__What is asked__:
In the material below, find all lines with the string "Submitter" and copy them.
◇ ◇ ◇ ◇
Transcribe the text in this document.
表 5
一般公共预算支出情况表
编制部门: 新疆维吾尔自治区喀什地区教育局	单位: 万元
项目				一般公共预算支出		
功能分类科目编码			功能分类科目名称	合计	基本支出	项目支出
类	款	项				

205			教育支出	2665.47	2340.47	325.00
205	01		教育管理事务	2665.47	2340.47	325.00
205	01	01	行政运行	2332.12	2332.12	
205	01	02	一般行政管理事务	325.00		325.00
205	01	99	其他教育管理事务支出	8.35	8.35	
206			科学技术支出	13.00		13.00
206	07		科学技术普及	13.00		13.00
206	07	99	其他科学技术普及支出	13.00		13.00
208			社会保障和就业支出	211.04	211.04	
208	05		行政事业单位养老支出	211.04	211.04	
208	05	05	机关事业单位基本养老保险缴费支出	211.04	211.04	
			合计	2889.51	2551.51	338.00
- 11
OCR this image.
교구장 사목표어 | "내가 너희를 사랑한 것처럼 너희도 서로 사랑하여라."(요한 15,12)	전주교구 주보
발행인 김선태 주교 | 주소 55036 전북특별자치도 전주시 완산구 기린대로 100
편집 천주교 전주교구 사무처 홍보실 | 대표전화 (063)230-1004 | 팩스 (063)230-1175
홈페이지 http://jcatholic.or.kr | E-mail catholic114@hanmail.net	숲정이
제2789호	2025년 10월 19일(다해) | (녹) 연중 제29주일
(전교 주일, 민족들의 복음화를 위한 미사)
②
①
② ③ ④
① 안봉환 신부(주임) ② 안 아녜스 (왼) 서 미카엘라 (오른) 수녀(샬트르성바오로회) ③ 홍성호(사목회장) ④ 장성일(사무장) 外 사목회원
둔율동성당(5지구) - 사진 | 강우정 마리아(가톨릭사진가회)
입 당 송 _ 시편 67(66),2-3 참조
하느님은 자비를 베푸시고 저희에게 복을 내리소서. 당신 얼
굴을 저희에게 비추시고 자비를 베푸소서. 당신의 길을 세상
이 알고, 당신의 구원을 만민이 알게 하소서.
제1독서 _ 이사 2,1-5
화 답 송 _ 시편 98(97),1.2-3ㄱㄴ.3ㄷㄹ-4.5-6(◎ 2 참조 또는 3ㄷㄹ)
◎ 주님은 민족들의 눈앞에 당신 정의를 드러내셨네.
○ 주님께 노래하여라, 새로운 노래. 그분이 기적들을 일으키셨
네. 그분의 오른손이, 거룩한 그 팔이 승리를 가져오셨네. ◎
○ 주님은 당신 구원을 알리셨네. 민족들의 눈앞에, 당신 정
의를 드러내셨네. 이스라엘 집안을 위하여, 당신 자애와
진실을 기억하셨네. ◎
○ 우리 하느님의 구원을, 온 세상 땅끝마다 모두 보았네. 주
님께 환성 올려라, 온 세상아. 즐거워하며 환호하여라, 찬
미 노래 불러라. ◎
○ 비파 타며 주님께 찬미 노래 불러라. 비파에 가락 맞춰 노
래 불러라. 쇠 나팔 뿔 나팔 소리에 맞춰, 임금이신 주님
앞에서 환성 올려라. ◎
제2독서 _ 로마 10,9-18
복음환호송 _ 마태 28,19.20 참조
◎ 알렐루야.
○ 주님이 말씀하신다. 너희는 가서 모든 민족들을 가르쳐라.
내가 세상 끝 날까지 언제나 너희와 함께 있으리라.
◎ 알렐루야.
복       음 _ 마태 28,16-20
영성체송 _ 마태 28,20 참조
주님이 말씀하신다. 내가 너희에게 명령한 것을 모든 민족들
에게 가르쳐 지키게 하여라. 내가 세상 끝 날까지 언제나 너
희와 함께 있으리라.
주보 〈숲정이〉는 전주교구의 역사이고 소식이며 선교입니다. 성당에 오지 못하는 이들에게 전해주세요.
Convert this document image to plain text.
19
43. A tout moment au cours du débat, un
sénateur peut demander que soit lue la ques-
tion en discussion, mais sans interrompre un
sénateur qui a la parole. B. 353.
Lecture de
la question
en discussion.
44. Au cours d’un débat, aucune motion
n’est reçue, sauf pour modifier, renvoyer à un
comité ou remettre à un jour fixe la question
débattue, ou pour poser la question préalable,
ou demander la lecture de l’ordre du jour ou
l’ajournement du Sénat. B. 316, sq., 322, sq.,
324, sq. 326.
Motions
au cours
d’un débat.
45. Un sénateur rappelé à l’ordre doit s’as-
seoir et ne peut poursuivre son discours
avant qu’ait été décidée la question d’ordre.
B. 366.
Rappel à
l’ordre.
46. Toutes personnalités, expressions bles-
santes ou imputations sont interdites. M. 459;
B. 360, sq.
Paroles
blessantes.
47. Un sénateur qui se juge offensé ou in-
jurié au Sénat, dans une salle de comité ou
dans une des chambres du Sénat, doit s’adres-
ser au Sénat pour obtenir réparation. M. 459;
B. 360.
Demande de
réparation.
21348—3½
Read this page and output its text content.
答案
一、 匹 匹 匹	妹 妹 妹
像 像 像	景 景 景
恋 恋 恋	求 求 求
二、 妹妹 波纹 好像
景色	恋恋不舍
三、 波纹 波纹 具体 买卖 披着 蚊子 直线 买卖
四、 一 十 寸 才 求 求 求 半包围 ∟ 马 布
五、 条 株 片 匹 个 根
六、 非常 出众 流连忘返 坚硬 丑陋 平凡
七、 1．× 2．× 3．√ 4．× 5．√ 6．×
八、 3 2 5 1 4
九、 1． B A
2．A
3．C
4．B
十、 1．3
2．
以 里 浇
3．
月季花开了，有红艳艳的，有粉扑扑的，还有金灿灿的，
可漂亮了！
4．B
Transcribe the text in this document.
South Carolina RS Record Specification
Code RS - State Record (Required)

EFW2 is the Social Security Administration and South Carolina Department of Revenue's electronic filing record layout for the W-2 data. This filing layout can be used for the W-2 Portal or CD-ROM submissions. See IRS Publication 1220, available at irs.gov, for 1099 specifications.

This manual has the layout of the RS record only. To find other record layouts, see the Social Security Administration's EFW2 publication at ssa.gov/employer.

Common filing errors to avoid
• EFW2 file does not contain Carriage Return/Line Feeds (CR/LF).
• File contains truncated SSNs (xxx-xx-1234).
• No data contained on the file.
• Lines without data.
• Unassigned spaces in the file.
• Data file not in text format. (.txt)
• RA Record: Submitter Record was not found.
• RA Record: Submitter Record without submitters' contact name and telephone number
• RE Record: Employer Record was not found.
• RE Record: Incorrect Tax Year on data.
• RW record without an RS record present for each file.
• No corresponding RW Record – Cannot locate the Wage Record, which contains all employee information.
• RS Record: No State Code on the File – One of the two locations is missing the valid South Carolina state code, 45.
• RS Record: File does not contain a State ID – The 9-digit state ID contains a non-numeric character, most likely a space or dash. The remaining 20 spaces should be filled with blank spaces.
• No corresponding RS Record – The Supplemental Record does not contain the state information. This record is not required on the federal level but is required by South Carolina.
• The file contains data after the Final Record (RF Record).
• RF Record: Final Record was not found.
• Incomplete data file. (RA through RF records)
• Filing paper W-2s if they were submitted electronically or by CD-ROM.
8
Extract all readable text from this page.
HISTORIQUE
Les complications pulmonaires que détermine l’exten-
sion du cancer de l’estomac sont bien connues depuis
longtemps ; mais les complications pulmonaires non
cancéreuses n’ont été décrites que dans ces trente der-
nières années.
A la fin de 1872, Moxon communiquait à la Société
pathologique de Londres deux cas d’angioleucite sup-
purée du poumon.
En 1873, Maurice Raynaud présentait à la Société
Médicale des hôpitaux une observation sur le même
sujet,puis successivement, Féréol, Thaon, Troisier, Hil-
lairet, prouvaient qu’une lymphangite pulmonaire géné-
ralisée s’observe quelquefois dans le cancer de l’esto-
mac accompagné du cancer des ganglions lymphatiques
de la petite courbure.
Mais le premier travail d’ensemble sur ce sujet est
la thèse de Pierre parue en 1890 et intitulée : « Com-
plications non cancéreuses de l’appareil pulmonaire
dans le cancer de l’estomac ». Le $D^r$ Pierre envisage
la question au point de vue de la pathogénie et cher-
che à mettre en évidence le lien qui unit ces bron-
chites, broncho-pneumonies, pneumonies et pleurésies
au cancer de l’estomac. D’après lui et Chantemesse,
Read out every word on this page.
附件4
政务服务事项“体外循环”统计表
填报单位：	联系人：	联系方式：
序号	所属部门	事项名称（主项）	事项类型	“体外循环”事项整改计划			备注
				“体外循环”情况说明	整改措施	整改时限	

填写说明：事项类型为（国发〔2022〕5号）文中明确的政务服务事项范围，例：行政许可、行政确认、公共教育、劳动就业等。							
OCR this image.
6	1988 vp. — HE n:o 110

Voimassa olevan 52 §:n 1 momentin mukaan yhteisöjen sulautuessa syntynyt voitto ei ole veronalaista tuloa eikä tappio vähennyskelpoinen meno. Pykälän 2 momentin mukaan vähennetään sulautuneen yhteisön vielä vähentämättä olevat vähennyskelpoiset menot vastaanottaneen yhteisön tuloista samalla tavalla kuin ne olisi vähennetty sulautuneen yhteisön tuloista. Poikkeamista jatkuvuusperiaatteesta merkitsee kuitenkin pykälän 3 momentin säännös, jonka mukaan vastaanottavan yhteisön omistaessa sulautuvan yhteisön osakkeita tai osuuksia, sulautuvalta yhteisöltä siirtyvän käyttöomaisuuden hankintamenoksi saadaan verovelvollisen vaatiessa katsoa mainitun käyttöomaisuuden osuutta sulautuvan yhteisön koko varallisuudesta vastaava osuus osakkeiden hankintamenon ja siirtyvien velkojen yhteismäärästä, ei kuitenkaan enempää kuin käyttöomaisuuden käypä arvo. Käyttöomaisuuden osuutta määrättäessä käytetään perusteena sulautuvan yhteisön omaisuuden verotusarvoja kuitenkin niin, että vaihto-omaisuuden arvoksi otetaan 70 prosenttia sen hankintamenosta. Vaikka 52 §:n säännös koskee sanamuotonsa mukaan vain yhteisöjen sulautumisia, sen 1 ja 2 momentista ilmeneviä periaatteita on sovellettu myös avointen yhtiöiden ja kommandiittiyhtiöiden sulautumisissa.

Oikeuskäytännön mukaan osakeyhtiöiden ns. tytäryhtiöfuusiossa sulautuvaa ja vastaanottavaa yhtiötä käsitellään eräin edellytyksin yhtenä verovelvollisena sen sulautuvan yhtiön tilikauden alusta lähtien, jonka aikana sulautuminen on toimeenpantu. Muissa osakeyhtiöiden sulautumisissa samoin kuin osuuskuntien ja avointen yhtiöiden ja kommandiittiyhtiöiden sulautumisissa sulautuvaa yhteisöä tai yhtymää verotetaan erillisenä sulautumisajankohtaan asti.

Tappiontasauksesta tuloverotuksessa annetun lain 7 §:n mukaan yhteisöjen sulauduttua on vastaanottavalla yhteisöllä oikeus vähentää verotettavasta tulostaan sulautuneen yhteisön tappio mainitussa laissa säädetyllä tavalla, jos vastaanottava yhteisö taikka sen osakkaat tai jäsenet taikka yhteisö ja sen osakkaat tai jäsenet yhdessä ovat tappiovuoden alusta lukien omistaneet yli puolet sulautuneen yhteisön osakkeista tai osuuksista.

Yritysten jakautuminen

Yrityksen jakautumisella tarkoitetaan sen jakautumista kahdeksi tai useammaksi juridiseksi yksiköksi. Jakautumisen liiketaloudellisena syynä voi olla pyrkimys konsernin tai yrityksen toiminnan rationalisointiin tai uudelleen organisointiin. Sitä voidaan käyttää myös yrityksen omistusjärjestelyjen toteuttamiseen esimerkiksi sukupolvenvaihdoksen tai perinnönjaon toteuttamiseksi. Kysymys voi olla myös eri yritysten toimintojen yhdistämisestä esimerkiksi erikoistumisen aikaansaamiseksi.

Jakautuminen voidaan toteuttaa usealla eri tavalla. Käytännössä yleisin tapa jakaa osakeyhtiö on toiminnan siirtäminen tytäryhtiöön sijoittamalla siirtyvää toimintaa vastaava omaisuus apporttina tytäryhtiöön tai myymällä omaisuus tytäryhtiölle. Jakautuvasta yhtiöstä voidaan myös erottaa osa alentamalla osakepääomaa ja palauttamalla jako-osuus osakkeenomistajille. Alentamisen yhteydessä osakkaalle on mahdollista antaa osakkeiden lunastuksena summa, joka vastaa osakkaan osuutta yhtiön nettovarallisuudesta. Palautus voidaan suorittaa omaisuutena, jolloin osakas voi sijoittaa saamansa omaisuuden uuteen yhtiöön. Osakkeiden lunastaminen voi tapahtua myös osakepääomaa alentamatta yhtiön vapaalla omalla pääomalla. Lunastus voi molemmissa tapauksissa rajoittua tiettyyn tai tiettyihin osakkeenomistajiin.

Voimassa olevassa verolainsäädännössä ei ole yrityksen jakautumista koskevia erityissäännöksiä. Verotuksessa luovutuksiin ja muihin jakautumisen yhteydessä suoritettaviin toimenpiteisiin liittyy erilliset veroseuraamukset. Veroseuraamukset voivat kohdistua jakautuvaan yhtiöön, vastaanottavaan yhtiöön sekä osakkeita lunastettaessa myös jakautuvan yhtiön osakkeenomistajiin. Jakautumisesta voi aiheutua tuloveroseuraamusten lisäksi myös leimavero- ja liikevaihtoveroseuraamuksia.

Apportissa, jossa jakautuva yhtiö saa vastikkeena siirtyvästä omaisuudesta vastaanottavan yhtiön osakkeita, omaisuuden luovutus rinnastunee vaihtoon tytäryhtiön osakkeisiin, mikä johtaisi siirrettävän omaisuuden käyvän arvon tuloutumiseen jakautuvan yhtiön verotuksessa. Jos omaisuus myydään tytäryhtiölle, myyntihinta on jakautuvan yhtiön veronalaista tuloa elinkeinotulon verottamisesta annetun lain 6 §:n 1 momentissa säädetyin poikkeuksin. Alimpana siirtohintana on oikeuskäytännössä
◇ ◇ ◇ ◇
__Correct output__:
• RA Record: Submitter Record was not found.
• RA Record: Submitter Record without submitters' contact name and telephone number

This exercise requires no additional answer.